Answer with a number only: how many lines of the data contain "about"?

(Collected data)
■ ■ ■ ■ ■

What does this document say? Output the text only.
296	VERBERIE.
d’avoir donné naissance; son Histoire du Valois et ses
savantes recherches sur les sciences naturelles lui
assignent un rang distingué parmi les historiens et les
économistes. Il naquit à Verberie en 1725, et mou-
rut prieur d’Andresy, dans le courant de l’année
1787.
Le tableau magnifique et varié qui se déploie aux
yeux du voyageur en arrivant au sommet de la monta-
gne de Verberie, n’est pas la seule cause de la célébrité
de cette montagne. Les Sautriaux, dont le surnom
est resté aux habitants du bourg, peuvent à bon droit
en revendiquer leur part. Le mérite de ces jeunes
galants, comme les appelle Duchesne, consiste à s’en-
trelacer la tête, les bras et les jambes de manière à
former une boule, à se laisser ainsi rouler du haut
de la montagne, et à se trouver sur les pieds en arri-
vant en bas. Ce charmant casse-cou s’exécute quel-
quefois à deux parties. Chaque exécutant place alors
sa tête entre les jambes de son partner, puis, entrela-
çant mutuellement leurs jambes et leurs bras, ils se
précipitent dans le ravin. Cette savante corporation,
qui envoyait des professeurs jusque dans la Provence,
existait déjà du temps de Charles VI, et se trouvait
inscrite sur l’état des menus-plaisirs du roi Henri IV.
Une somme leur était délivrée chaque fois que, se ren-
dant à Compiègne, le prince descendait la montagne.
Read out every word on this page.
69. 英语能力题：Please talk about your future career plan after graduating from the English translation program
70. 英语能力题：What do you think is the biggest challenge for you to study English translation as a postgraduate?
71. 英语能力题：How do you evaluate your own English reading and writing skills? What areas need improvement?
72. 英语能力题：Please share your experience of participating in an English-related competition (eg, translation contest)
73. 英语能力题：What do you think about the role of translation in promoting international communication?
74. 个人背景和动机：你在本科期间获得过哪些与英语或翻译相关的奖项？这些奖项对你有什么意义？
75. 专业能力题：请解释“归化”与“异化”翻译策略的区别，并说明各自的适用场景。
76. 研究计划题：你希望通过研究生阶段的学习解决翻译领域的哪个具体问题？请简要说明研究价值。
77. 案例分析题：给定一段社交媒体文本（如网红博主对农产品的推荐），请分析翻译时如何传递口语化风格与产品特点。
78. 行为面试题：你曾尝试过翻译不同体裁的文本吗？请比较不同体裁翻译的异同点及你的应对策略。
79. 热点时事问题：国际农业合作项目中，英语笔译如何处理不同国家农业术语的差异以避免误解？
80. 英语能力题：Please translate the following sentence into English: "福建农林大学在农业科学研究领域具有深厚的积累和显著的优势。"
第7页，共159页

■ ■ ■ ■ ■

• [PROBLEM SOLUTION]
2